Work to do: Copy each line of the records that holds the string "Account".

--*--

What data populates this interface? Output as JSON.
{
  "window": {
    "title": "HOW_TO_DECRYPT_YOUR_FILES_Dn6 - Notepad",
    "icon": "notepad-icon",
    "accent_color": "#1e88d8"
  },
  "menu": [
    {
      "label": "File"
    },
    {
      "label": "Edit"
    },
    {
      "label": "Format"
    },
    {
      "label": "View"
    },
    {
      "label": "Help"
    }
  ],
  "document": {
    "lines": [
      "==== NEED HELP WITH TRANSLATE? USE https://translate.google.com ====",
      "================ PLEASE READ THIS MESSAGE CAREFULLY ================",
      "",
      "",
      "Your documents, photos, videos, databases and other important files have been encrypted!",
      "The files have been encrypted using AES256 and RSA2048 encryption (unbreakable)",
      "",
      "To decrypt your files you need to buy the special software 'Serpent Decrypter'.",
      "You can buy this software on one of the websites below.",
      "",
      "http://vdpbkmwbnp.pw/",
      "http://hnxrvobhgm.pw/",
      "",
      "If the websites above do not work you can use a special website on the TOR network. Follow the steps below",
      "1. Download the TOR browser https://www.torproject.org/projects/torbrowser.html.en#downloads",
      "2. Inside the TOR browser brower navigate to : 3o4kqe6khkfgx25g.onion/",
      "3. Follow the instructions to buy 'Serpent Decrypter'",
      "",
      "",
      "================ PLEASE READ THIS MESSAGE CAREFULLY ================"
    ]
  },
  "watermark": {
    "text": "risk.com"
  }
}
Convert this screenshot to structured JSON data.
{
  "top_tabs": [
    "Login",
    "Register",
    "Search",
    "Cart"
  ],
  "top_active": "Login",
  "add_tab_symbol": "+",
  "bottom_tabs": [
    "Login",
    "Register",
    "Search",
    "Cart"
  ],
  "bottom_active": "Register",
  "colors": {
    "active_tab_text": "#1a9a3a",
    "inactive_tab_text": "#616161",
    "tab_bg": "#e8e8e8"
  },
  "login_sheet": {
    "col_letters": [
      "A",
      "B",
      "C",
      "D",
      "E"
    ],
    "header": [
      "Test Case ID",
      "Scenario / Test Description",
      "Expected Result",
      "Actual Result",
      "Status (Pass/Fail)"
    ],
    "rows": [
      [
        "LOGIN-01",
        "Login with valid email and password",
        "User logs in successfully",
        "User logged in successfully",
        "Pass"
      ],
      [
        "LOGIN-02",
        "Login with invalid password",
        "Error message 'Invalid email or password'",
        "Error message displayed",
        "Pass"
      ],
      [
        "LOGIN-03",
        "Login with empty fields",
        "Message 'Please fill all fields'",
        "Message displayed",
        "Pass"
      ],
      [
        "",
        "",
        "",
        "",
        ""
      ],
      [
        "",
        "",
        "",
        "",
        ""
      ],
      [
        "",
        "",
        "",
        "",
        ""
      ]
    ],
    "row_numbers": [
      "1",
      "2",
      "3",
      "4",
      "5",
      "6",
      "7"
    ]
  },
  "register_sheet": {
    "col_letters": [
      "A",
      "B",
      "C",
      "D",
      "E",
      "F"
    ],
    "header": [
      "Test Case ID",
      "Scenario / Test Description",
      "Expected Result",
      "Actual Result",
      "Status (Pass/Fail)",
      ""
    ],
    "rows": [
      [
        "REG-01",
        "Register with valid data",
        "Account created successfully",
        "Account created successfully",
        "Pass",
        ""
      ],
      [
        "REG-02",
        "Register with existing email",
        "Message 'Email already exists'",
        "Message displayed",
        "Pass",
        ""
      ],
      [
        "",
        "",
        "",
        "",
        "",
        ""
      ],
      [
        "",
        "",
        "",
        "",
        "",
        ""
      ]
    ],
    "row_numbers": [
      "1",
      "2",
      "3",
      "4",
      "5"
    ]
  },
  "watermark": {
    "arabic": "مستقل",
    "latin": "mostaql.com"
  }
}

--*--

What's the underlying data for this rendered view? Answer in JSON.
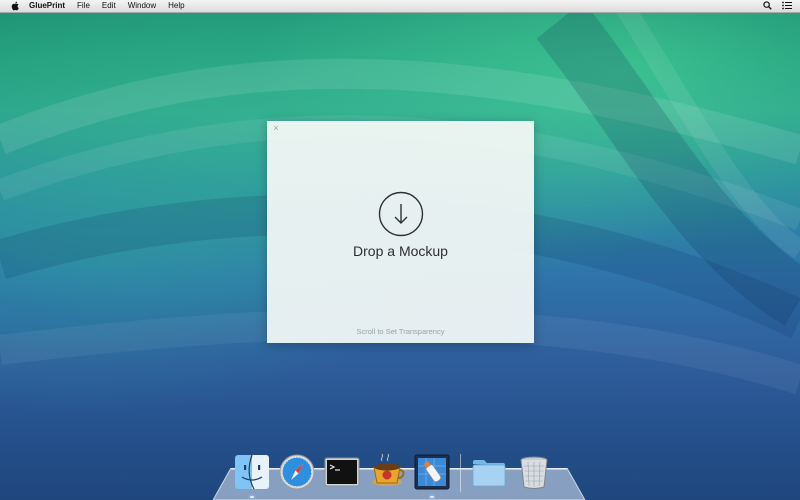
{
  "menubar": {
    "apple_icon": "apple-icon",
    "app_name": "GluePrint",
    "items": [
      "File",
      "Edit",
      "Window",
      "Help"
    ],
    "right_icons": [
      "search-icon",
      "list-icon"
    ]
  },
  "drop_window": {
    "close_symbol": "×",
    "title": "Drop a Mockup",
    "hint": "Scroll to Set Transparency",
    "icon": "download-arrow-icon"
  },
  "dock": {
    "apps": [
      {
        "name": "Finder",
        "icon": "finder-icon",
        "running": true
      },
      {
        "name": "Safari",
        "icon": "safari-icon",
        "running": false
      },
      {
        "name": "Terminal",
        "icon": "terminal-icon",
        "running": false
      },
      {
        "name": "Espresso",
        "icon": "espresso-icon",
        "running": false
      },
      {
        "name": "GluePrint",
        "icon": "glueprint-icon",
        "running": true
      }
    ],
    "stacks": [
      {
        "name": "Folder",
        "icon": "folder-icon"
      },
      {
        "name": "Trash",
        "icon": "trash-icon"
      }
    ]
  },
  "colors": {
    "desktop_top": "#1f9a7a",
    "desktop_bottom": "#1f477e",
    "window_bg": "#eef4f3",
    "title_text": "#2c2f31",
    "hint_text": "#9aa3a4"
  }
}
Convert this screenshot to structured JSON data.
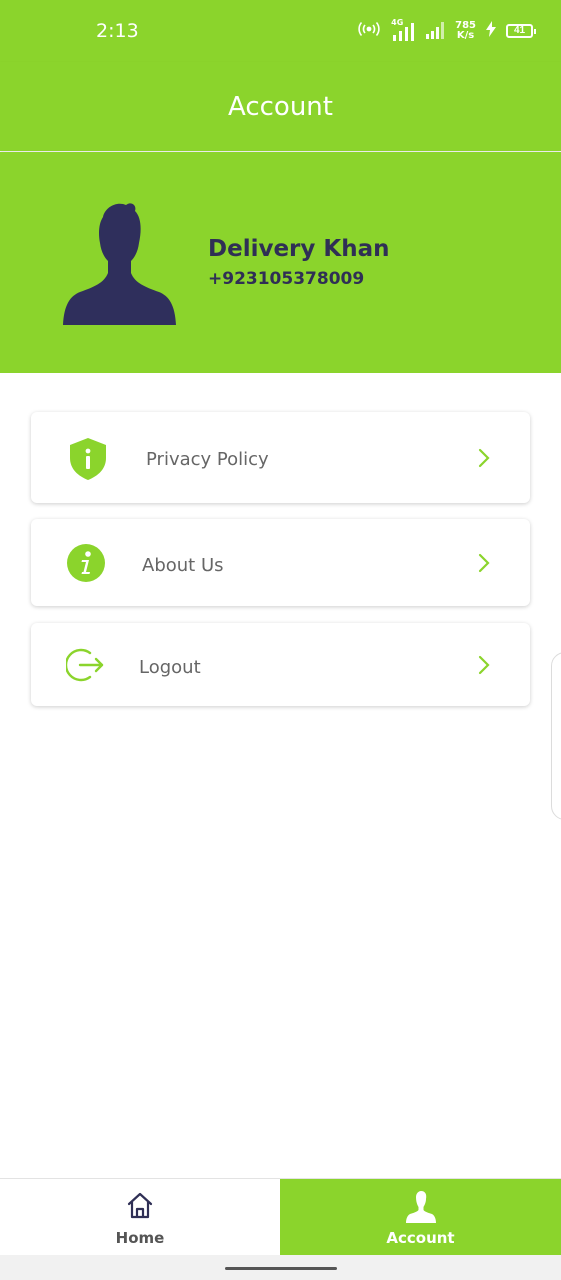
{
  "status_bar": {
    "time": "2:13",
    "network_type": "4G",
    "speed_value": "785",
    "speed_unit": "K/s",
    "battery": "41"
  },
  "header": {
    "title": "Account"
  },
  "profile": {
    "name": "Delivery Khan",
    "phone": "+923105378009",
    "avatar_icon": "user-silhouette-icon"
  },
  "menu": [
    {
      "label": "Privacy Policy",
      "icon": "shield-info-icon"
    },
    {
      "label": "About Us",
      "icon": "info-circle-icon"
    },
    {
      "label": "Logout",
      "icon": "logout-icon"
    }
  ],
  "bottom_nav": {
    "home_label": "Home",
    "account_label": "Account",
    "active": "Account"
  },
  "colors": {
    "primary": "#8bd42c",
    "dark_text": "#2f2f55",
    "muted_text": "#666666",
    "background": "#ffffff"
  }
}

--*--

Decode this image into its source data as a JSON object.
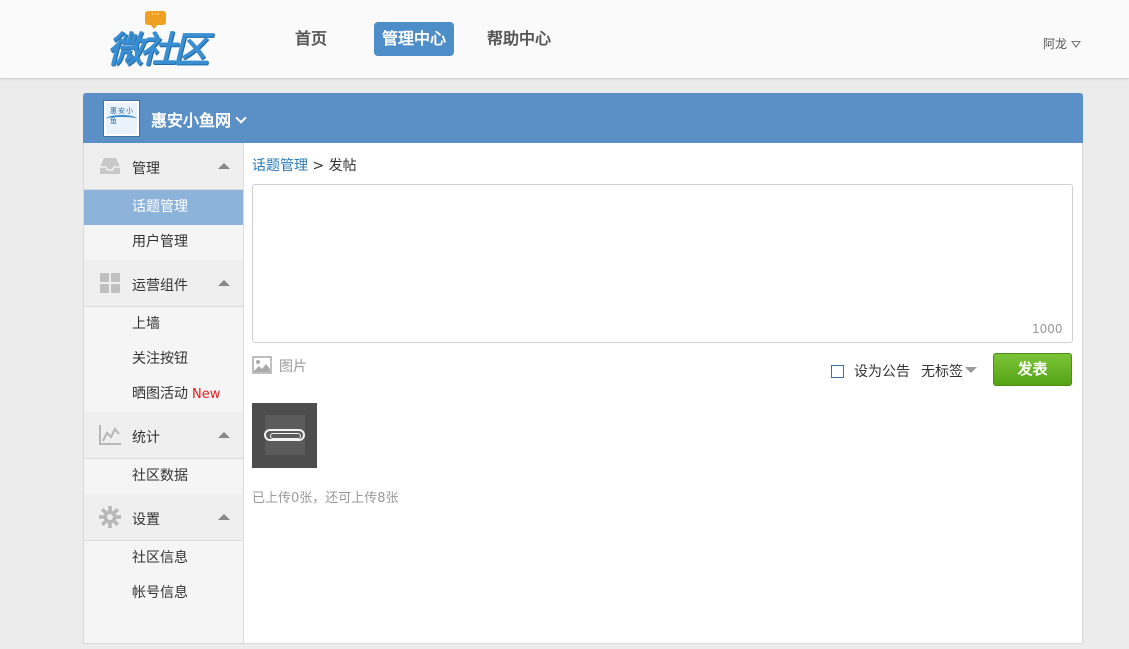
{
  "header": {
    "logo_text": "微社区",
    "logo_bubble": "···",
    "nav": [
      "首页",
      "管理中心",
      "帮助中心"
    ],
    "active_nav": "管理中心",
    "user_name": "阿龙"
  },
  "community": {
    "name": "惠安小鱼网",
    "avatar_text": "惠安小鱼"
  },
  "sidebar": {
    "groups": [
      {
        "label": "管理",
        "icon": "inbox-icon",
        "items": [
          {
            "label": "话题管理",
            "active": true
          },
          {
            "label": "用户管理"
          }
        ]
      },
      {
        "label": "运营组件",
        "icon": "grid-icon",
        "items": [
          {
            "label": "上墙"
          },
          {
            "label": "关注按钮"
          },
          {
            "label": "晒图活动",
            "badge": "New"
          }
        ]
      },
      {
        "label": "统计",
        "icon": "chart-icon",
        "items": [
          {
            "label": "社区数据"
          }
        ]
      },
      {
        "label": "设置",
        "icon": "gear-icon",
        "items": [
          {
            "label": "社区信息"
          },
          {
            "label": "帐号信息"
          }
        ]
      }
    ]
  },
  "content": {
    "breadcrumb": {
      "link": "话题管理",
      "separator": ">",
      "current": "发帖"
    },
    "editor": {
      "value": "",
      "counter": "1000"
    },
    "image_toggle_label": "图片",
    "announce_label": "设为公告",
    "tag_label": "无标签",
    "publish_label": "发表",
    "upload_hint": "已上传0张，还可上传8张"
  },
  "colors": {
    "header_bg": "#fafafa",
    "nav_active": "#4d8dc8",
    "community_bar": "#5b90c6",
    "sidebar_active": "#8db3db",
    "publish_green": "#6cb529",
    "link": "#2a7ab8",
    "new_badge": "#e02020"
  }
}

--*--

Solution:
        "Account created successfully",
        "Account created successfully",
    "title": "Account"
    "account_label": "Account",
    "active": "Account"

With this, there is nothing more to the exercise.